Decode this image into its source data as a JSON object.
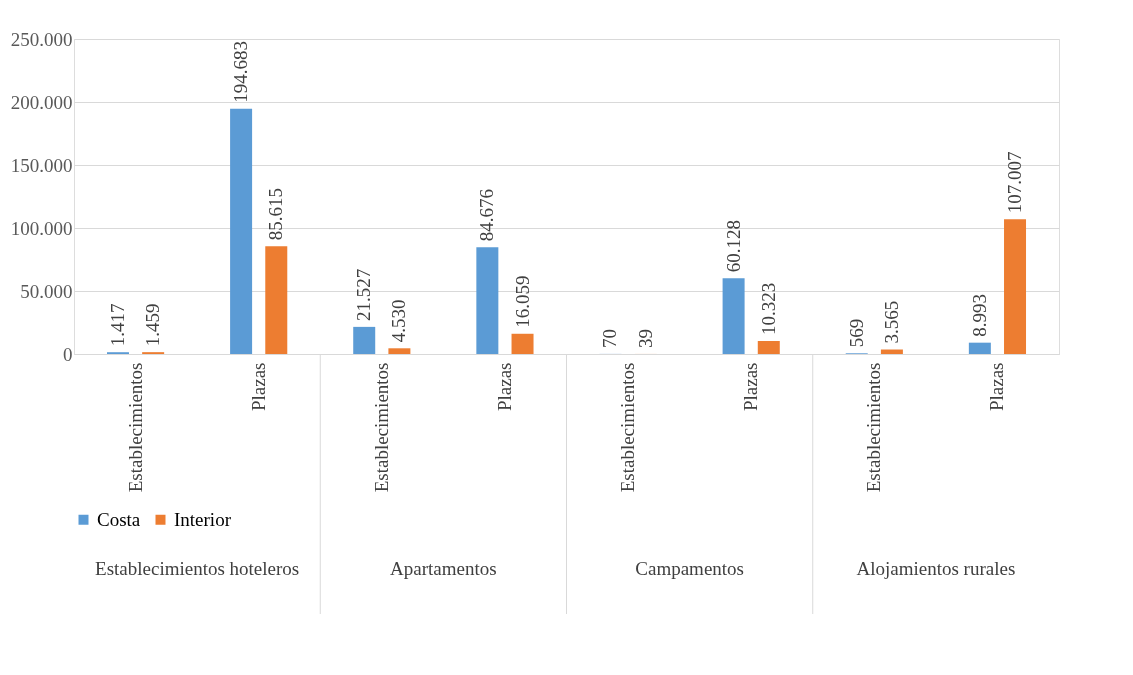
{
  "chart_data": {
    "type": "bar",
    "categories": [
      "Establecimientos",
      "Plazas",
      "Establecimientos",
      "Plazas",
      "Establecimientos",
      "Plazas",
      "Establecimientos",
      "Plazas"
    ],
    "series": [
      {
        "name": "Costa",
        "color": "#5b9bd5",
        "values": [
          1417,
          194683,
          21527,
          84676,
          70,
          60128,
          569,
          8993
        ],
        "value_labels": [
          "1.417",
          "194.683",
          "21.527",
          "84.676",
          "70",
          "60.128",
          "569",
          "8.993"
        ]
      },
      {
        "name": "Interior",
        "color": "#ed7d31",
        "values": [
          1459,
          85615,
          4530,
          16059,
          39,
          10323,
          3565,
          107007
        ],
        "value_labels": [
          "1.459",
          "85.615",
          "4.530",
          "16.059",
          "39",
          "10.323",
          "3.565",
          "107.007"
        ]
      }
    ],
    "annotations": [
      "Establecimientos hoteleros",
      "Apartamentos",
      "Campamentos",
      "Alojamientos rurales"
    ],
    "ylim": [
      0,
      250000
    ],
    "yticks": [
      0,
      {
        "value": 50000,
        "label": "50.000"
      },
      {
        "value": 100000,
        "label": "100.000"
      },
      {
        "value": 150000,
        "label": "150.000"
      },
      {
        "value": 200000,
        "label": "200.000"
      },
      {
        "value": 250000,
        "label": "250.000"
      }
    ],
    "grid": "y",
    "legend": "bottom"
  }
}
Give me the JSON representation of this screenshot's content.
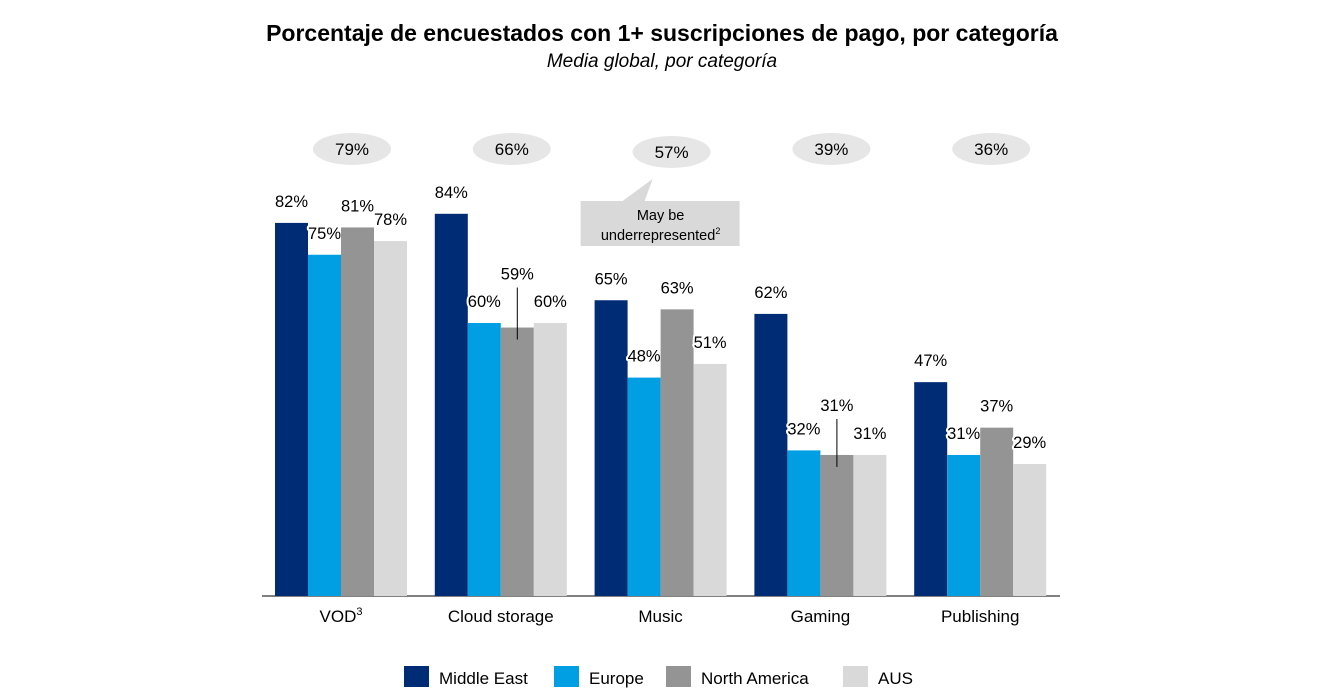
{
  "title": "Porcentaje de encuestados con 1+ suscripciones de pago, por categoría",
  "subtitle": "Media global, por categoría",
  "chart_data": {
    "type": "bar",
    "categories": [
      "VOD",
      "Cloud storage",
      "Music",
      "Gaming",
      "Publishing"
    ],
    "category_superscripts": [
      "3",
      "",
      "",
      "",
      ""
    ],
    "series": [
      {
        "name": "Middle East",
        "color": "#002B75",
        "values": [
          82,
          84,
          65,
          62,
          47
        ]
      },
      {
        "name": "Europe",
        "color": "#009FE3",
        "values": [
          75,
          60,
          48,
          32,
          31
        ]
      },
      {
        "name": "North America",
        "color": "#949494",
        "values": [
          81,
          59,
          63,
          31,
          37
        ]
      },
      {
        "name": "AUS",
        "color": "#D9D9D9",
        "values": [
          78,
          60,
          51,
          31,
          29
        ]
      }
    ],
    "global_averages": [
      79,
      66,
      57,
      39,
      36
    ],
    "value_suffix": "%",
    "ylim": [
      0,
      100
    ],
    "grid": false,
    "legend_position": "bottom",
    "annotation": {
      "text_line1": "May be",
      "text_line2": "underrepresented",
      "superscript": "2",
      "category": "Music"
    }
  }
}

[Stated problem]:
Extract every line from the records above that contains the word "JSON".

[Full output]:
Decode this image into its source data as a JSON object.
Give me the JSON representation of this screenshot's content.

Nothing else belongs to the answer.